▶ Task description: In the entries below, the word "Leber" appears on some lines. Copy each of those lines.

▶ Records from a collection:
== Segment start ==

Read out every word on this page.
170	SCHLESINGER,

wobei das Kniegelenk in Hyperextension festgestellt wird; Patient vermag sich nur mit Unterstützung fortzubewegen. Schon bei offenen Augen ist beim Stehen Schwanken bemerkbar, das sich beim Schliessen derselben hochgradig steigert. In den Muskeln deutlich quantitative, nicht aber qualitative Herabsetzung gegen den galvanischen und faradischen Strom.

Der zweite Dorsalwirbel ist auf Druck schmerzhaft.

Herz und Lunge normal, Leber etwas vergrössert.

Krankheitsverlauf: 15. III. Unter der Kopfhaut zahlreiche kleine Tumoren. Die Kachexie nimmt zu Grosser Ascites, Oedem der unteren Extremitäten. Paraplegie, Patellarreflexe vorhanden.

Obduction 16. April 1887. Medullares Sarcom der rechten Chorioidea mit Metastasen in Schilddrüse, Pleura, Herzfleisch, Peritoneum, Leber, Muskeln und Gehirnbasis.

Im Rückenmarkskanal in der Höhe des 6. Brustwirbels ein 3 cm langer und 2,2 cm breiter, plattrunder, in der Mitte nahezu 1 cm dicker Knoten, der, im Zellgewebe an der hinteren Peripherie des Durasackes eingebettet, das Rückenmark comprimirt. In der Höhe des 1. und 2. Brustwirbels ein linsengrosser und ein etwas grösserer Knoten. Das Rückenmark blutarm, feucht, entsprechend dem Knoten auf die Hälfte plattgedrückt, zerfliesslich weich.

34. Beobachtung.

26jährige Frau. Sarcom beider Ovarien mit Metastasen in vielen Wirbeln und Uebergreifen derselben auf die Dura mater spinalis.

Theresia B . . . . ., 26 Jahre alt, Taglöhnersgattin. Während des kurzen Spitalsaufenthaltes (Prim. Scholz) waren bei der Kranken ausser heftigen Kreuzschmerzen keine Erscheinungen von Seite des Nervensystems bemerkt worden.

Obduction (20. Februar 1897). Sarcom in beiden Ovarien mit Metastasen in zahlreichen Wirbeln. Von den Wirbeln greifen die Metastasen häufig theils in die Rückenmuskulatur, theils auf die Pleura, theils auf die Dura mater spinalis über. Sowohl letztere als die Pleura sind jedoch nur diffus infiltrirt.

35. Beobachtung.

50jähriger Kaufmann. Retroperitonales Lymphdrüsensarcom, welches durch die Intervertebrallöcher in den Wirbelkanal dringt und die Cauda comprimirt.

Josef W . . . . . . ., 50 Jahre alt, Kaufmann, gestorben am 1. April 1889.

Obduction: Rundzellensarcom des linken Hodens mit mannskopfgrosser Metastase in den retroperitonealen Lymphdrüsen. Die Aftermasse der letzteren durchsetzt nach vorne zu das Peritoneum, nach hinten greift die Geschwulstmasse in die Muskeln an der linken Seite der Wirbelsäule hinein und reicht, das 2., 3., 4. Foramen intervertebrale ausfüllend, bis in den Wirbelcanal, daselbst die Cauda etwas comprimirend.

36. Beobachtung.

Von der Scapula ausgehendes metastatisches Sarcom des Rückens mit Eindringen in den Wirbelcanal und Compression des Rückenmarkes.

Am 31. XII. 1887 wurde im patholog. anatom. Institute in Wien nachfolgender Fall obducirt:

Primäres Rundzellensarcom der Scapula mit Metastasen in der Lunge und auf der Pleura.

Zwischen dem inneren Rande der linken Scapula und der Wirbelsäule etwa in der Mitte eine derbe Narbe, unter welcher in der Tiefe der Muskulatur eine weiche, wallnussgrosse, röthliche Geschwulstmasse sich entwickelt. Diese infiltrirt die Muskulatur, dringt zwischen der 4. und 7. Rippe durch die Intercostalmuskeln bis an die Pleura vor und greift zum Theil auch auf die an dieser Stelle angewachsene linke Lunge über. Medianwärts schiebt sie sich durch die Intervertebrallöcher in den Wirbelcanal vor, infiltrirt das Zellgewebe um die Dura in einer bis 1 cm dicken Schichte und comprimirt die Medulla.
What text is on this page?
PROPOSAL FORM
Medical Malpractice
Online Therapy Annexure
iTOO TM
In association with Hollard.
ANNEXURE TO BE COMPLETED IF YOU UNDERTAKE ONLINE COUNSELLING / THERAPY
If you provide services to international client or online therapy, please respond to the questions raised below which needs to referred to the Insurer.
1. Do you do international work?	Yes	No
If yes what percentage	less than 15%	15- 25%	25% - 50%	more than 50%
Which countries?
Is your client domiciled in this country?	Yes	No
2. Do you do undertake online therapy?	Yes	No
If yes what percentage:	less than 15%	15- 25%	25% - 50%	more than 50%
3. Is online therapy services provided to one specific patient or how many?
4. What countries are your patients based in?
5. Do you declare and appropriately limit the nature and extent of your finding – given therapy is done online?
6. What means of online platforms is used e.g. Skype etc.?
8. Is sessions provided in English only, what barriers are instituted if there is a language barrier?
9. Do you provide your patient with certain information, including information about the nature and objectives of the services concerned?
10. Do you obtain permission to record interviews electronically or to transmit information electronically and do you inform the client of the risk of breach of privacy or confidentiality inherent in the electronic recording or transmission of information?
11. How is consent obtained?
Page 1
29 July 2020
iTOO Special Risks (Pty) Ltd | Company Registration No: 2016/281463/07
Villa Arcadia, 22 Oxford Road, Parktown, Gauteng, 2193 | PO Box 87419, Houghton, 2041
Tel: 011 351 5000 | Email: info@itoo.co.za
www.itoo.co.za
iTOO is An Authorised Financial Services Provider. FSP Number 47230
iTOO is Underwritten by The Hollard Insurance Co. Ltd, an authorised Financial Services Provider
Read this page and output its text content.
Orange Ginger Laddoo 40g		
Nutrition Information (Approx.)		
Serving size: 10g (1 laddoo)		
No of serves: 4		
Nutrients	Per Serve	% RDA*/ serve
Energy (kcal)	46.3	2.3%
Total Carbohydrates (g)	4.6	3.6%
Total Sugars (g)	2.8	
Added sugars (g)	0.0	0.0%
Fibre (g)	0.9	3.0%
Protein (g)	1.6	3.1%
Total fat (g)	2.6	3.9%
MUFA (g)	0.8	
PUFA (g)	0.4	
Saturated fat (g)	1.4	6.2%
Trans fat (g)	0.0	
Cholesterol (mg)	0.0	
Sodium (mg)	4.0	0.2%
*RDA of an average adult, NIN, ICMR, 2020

== Segment end ==

▶ Answer to this problem:
Herz und Lunge normal, Leber etwas vergrössert.
Obduction 16. April 1887. Medullares Sarcom der rechten Chorioidea mit Metastasen in Schilddrüse, Pleura, Herzfleisch, Peritoneum, Leber, Muskeln und Gehirnbasis.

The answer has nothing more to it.